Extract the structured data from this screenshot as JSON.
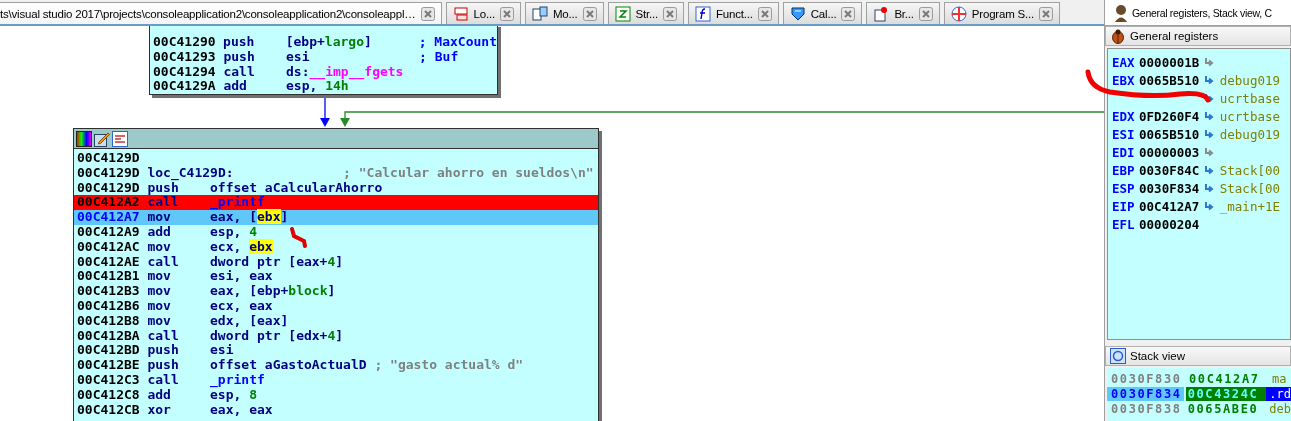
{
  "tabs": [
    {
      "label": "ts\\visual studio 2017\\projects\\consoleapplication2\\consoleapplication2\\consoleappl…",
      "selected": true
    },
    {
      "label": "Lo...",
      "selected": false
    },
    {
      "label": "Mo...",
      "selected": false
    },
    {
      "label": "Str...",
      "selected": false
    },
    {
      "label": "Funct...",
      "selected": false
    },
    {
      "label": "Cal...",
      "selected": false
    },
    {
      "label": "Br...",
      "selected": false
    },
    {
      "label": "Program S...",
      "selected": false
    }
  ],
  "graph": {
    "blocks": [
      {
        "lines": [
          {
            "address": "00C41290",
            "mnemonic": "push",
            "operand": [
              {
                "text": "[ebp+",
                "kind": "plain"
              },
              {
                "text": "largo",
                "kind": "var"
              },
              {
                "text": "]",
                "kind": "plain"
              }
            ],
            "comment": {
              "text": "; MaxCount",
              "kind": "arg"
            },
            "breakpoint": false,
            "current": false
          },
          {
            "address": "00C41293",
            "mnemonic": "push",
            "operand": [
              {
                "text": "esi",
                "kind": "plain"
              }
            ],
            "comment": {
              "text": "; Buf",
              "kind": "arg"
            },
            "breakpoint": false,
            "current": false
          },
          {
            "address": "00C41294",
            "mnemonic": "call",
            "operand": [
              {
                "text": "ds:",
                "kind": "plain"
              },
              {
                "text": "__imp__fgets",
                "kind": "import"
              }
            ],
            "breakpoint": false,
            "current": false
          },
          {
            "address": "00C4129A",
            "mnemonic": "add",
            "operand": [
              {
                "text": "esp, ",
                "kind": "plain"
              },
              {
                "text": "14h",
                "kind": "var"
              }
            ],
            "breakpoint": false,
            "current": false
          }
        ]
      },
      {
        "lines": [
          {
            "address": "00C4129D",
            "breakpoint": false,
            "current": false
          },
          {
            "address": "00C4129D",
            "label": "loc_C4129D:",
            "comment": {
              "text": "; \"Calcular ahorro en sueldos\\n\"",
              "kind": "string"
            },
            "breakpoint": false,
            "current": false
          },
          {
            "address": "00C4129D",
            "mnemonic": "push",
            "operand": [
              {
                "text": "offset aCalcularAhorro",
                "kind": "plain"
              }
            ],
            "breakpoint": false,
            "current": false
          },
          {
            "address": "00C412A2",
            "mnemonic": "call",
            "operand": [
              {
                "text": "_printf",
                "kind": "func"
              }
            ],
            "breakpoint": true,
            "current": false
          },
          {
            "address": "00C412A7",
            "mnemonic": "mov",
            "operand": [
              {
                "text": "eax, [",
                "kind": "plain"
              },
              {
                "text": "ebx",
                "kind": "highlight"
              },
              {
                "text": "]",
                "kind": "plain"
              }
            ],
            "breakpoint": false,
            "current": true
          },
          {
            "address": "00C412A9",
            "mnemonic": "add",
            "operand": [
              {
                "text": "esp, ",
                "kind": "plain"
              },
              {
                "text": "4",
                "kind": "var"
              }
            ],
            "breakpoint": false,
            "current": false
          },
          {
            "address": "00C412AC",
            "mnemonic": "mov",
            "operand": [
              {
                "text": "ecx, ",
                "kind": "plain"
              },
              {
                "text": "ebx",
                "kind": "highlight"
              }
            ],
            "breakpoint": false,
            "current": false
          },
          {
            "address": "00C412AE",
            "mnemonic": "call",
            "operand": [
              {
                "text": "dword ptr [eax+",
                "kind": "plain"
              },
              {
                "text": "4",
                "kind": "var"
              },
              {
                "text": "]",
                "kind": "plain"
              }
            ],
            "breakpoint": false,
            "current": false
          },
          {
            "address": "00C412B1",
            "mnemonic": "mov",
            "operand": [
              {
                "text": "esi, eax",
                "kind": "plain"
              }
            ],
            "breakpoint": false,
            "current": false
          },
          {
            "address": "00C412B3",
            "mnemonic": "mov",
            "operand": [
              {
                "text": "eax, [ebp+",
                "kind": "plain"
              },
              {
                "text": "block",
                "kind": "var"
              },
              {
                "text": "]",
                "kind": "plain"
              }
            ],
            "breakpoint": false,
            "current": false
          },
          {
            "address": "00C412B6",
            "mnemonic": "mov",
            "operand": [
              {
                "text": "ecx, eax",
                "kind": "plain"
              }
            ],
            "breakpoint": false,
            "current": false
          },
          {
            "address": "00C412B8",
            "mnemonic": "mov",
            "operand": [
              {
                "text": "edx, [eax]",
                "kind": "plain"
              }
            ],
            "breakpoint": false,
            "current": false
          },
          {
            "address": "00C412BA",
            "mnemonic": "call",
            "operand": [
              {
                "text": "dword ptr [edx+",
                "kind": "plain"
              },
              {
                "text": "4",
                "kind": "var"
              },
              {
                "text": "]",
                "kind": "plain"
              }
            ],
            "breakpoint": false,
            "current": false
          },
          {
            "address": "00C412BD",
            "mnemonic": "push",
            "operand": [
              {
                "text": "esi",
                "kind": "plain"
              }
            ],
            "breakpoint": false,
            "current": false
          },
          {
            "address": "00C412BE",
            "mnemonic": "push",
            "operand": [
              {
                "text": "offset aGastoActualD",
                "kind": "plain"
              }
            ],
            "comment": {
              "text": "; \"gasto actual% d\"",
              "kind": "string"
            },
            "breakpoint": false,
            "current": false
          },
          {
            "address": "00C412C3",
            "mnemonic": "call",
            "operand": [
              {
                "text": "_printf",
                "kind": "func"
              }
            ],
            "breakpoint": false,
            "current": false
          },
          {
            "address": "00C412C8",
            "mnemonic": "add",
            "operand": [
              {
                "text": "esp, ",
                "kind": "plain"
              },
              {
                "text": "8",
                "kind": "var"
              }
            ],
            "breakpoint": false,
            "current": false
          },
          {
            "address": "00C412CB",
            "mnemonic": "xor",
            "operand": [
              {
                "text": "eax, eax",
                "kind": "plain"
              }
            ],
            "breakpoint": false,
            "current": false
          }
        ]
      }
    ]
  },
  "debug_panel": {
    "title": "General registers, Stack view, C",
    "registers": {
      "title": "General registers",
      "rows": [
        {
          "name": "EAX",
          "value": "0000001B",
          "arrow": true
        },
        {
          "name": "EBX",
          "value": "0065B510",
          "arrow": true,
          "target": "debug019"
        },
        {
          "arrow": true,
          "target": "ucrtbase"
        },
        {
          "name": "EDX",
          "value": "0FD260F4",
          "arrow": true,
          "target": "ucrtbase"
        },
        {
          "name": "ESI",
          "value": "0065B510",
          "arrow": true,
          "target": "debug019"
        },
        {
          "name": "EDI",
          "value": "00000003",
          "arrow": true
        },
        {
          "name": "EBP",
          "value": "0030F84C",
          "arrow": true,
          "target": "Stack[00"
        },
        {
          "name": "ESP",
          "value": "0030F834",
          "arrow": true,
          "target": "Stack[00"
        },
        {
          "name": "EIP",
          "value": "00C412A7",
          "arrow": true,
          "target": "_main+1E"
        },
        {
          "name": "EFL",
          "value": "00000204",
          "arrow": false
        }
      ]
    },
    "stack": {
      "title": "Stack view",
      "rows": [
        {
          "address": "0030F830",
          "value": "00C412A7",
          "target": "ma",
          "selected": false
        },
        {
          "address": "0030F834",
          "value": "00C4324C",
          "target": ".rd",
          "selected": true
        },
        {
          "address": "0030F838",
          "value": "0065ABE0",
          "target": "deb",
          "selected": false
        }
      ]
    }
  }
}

- [OBJECTIVE]
Without the pictures, restate each entry exactly.

- [EXERCISE RESULT]
Extract the structured data from this screenshot as JSON.
{
  "tabs": [
    {
      "label": "ts\\visual studio 2017\\projects\\consoleapplication2\\consoleapplication2\\consoleappl…",
      "selected": true
    },
    {
      "label": "Lo...",
      "selected": false
    },
    {
      "label": "Mo...",
      "selected": false
    },
    {
      "label": "Str...",
      "selected": false
    },
    {
      "label": "Funct...",
      "selected": false
    },
    {
      "label": "Cal...",
      "selected": false
    },
    {
      "label": "Br...",
      "selected": false
    },
    {
      "label": "Program S...",
      "selected": false
    }
  ],
  "graph": {
    "blocks": [
      {
        "lines": [
          {
            "address": "00C41290",
            "mnemonic": "push",
            "operand": [
              {
                "text": "[ebp+",
                "kind": "plain"
              },
              {
                "text": "largo",
                "kind": "var"
              },
              {
                "text": "]",
                "kind": "plain"
              }
            ],
            "comment": {
              "text": "; MaxCount",
              "kind": "arg"
            },
            "breakpoint": false,
            "current": false
          },
          {
            "address": "00C41293",
            "mnemonic": "push",
            "operand": [
              {
                "text": "esi",
                "kind": "plain"
              }
            ],
            "comment": {
              "text": "; Buf",
              "kind": "arg"
            },
            "breakpoint": false,
            "current": false
          },
          {
            "address": "00C41294",
            "mnemonic": "call",
            "operand": [
              {
                "text": "ds:",
                "kind": "plain"
              },
              {
                "text": "__imp__fgets",
                "kind": "import"
              }
            ],
            "breakpoint": false,
            "current": false
          },
          {
            "address": "00C4129A",
            "mnemonic": "add",
            "operand": [
              {
                "text": "esp, ",
                "kind": "plain"
              },
              {
                "text": "14h",
                "kind": "var"
              }
            ],
            "breakpoint": false,
            "current": false
          }
        ]
      },
      {
        "lines": [
          {
            "address": "00C4129D",
            "breakpoint": false,
            "current": false
          },
          {
            "address": "00C4129D",
            "label": "loc_C4129D:",
            "comment": {
              "text": "; \"Calcular ahorro en sueldos\\n\"",
              "kind": "string"
            },
            "breakpoint": false,
            "current": false
          },
          {
            "address": "00C4129D",
            "mnemonic": "push",
            "operand": [
              {
                "text": "offset aCalcularAhorro",
                "kind": "plain"
              }
            ],
            "breakpoint": false,
            "current": false
          },
          {
            "address": "00C412A2",
            "mnemonic": "call",
            "operand": [
              {
                "text": "_printf",
                "kind": "func"
              }
            ],
            "breakpoint": true,
            "current": false
          },
          {
            "address": "00C412A7",
            "mnemonic": "mov",
            "operand": [
              {
                "text": "eax, [",
                "kind": "plain"
              },
              {
                "text": "ebx",
                "kind": "highlight"
              },
              {
                "text": "]",
                "kind": "plain"
              }
            ],
            "breakpoint": false,
            "current": true
          },
          {
            "address": "00C412A9",
            "mnemonic": "add",
            "operand": [
              {
                "text": "esp, ",
                "kind": "plain"
              },
              {
                "text": "4",
                "kind": "var"
              }
            ],
            "breakpoint": false,
            "current": false
          },
          {
            "address": "00C412AC",
            "mnemonic": "mov",
            "operand": [
              {
                "text": "ecx, ",
                "kind": "plain"
              },
              {
                "text": "ebx",
                "kind": "highlight"
              }
            ],
            "breakpoint": false,
            "current": false
          },
          {
            "address": "00C412AE",
            "mnemonic": "call",
            "operand": [
              {
                "text": "dword ptr [eax+",
                "kind": "plain"
              },
              {
                "text": "4",
                "kind": "var"
              },
              {
                "text": "]",
                "kind": "plain"
              }
            ],
            "breakpoint": false,
            "current": false
          },
          {
            "address": "00C412B1",
            "mnemonic": "mov",
            "operand": [
              {
                "text": "esi, eax",
                "kind": "plain"
              }
            ],
            "breakpoint": false,
            "current": false
          },
          {
            "address": "00C412B3",
            "mnemonic": "mov",
            "operand": [
              {
                "text": "eax, [ebp+",
                "kind": "plain"
              },
              {
                "text": "block",
                "kind": "var"
              },
              {
                "text": "]",
                "kind": "plain"
              }
            ],
            "breakpoint": false,
            "current": false
          },
          {
            "address": "00C412B6",
            "mnemonic": "mov",
            "operand": [
              {
                "text": "ecx, eax",
                "kind": "plain"
              }
            ],
            "breakpoint": false,
            "current": false
          },
          {
            "address": "00C412B8",
            "mnemonic": "mov",
            "operand": [
              {
                "text": "edx, [eax]",
                "kind": "plain"
              }
            ],
            "breakpoint": false,
            "current": false
          },
          {
            "address": "00C412BA",
            "mnemonic": "call",
            "operand": [
              {
                "text": "dword ptr [edx+",
                "kind": "plain"
              },
              {
                "text": "4",
                "kind": "var"
              },
              {
                "text": "]",
                "kind": "plain"
              }
            ],
            "breakpoint": false,
            "current": false
          },
          {
            "address": "00C412BD",
            "mnemonic": "push",
            "operand": [
              {
                "text": "esi",
                "kind": "plain"
              }
            ],
            "breakpoint": false,
            "current": false
          },
          {
            "address": "00C412BE",
            "mnemonic": "push",
            "operand": [
              {
                "text": "offset aGastoActualD",
                "kind": "plain"
              }
            ],
            "comment": {
              "text": "; \"gasto actual% d\"",
              "kind": "string"
            },
            "breakpoint": false,
            "current": false
          },
          {
            "address": "00C412C3",
            "mnemonic": "call",
            "operand": [
              {
                "text": "_printf",
                "kind": "func"
              }
            ],
            "breakpoint": false,
            "current": false
          },
          {
            "address": "00C412C8",
            "mnemonic": "add",
            "operand": [
              {
                "text": "esp, ",
                "kind": "plain"
              },
              {
                "text": "8",
                "kind": "var"
              }
            ],
            "breakpoint": false,
            "current": false
          },
          {
            "address": "00C412CB",
            "mnemonic": "xor",
            "operand": [
              {
                "text": "eax, eax",
                "kind": "plain"
              }
            ],
            "breakpoint": false,
            "current": false
          }
        ]
      }
    ]
  },
  "debug_panel": {
    "title": "General registers, Stack view, C",
    "registers": {
      "title": "General registers",
      "rows": [
        {
          "name": "EAX",
          "value": "0000001B",
          "arrow": true
        },
        {
          "name": "EBX",
          "value": "0065B510",
          "arrow": true,
          "target": "debug019"
        },
        {
          "arrow": true,
          "target": "ucrtbase"
        },
        {
          "name": "EDX",
          "value": "0FD260F4",
          "arrow": true,
          "target": "ucrtbase"
        },
        {
          "name": "ESI",
          "value": "0065B510",
          "arrow": true,
          "target": "debug019"
        },
        {
          "name": "EDI",
          "value": "00000003",
          "arrow": true
        },
        {
          "name": "EBP",
          "value": "0030F84C",
          "arrow": true,
          "target": "Stack[00"
        },
        {
          "name": "ESP",
          "value": "0030F834",
          "arrow": true,
          "target": "Stack[00"
        },
        {
          "name": "EIP",
          "value": "00C412A7",
          "arrow": true,
          "target": "_main+1E"
        },
        {
          "name": "EFL",
          "value": "00000204",
          "arrow": false
        }
      ]
    },
    "stack": {
      "title": "Stack view",
      "rows": [
        {
          "address": "0030F830",
          "value": "00C412A7",
          "target": "ma",
          "selected": false
        },
        {
          "address": "0030F834",
          "value": "00C4324C",
          "target": ".rd",
          "selected": true
        },
        {
          "address": "0030F838",
          "value": "0065ABE0",
          "target": "deb",
          "selected": false
        }
      ]
    }
  }
}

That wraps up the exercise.